##### PASSAGE TO READ #####
Current Implementation

Originally we were using a helm chart to install a jupyterhub on our kubernetes cluster and we were having a hard time managing the resources and shared datasets using shared volume.

As a part of the infrastructure team, we need to adjust the resources frequently for the ML team which is not so ideal and obviously dragging down both team's productivity.

Tools?

There are multiple solutions available in the community kubespawner and helm chart we originally used.

  • kubespawner
    • Stars: 328 (2020-08-12)
    • Pros
      • Able to spawn multiple notebook deployment separated by namespace
      • Extremely customizable configuration based on python API
      • Ability to mount different volumes to different notebook deployment
    • Cons
      • Community is small
      • Lacking support on cloud native features, such as setting up network, kubernetes cluster, permission etc still need to handle manually
      • Lacking support of authorization
  • zero-to-jupyterhub-k8s
    • Stars: 740 (2020-08-12)
    • Pros
      • Official support, helm chart that's published by jupyterhub
      • Easy to setup and manage by helm
      • With good authorization support such as github and google OAuth
    • Cons
      • Limited support on individual namespace
      • Hard to declare and mount volumes based on notebook usage
      • Lacking support on cloud native features, such as setting up network, kubernetes cluster, permission etc still need to handle manually
  • Kubeflow
    • Stars: 9.2k (2020-08-12)
    • Pros
      • Good support from both author and community
      • Good support for different cloud platform
      • Not limited to notebook, but also got other tools that help with machine learning process such as pipeline and hyperparameters tuning
      • Able to easily separate namespace between different user without changing any code
      • Can easily mount multiple volumes based on the notebook usage
      • Dynamic GPU support
    • Cons
      • Very huge stack and hard to understand and customize
      • Need to be in an individual cluster, running cost is higher
      • Steep learning curve, compare to a plain notebook, using Kubeflow also requires you to have knowledge of kubernetes when you using tools like pipelines and hyperparameters tuning

What We Chose?
##### MATERIAL #####
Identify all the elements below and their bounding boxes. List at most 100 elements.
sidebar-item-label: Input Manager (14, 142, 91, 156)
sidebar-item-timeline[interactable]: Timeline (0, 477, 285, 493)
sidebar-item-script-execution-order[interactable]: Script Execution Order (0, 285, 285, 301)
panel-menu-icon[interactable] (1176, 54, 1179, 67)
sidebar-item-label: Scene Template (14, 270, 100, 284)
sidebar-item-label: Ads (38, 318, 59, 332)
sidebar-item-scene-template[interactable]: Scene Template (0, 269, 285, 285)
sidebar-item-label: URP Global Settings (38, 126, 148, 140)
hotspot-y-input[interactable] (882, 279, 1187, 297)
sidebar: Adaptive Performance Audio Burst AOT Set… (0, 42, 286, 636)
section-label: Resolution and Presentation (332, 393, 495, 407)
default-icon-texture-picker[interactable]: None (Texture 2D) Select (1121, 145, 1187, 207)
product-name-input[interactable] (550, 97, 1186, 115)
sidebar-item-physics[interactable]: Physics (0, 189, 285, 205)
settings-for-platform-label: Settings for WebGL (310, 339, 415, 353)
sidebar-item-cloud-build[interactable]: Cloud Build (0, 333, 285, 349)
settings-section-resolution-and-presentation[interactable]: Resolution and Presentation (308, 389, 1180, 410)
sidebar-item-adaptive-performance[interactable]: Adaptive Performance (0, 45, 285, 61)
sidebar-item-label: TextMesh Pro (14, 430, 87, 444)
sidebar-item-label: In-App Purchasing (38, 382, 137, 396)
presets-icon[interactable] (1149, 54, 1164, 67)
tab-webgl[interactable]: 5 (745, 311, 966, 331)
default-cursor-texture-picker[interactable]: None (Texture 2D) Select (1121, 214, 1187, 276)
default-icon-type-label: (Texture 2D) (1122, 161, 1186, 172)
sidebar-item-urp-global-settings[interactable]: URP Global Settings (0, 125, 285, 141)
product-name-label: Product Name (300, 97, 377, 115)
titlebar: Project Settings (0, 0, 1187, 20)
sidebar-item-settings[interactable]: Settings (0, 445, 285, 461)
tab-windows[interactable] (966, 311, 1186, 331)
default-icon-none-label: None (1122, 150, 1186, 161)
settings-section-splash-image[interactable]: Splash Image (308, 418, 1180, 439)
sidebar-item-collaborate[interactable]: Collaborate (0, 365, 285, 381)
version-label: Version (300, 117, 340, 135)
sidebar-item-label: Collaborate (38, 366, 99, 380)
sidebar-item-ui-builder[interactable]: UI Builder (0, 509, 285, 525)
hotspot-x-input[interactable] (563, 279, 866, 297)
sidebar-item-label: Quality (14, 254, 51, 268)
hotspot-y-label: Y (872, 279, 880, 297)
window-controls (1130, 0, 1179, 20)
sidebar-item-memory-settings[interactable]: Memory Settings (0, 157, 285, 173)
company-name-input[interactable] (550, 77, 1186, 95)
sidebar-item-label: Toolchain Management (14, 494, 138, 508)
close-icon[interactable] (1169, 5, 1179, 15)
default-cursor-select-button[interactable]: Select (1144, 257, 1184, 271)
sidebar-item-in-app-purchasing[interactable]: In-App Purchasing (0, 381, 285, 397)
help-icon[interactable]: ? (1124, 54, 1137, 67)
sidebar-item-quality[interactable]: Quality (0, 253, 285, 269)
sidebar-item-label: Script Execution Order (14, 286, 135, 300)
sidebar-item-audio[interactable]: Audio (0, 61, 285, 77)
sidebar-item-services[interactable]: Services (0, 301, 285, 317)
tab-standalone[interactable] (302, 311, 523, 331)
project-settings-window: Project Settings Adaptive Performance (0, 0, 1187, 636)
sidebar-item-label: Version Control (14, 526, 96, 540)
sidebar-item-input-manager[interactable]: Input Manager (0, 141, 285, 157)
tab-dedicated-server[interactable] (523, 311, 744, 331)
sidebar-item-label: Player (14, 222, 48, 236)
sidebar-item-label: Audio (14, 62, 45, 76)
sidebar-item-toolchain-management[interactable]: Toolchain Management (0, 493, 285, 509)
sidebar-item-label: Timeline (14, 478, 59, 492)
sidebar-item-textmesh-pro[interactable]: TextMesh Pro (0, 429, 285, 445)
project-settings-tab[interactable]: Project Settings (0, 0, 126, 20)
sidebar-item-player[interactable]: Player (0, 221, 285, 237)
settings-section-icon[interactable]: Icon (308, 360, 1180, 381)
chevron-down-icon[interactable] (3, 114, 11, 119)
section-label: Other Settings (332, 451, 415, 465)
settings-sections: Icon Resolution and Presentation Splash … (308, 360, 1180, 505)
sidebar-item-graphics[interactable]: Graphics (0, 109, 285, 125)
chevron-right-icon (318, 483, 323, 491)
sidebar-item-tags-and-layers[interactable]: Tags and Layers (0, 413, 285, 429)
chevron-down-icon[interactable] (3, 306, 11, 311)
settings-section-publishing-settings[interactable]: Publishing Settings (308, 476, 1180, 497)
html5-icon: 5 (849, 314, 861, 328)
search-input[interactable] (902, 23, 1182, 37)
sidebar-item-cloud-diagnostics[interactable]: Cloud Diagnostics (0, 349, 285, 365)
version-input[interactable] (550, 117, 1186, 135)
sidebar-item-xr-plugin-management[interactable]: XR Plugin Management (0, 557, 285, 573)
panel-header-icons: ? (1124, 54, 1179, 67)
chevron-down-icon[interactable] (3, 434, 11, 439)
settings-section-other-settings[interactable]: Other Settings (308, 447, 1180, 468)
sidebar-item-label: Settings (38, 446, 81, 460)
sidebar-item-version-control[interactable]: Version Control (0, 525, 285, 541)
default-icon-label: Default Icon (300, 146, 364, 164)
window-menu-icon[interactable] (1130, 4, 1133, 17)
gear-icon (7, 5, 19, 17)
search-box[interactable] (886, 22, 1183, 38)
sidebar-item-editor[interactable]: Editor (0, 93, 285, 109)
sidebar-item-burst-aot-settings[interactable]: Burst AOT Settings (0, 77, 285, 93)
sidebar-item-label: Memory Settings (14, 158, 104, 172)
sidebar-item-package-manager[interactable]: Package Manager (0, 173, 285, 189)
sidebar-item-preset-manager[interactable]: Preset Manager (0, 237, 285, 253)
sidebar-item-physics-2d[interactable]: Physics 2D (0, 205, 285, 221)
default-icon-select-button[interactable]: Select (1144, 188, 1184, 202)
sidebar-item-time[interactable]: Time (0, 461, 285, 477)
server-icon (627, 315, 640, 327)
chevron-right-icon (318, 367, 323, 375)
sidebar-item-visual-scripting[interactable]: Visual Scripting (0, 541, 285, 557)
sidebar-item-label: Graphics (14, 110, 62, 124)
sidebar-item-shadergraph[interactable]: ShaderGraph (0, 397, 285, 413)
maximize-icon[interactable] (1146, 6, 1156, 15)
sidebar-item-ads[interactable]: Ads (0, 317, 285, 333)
#####
SET OF TASKS:
1. Write out the part of the Kubernetes notebook tools comparison from "Current Implementation" to "using shared volume.", inclusive.
2. Answer these from the Kubernetes notebook tools comparison:
(a) What did the team originally use to install JupyterHub on its Kubernetes cluster?
(b) How many stars does zero-to-jupyterhub-k8s have as of 2020-08-12?
(c) Which tool lists dynamic GPU support among its pros?

TASK-BY-TASK RESULTS:
1.
Current Implementation

Originally we were using a helm chart to install a jupyterhub on our kubernetes cluster and we were having a hard time managing the resources and shared datasets using shared volume.

2.
(a) A helm chart
(b) 740
(c) Kubeflow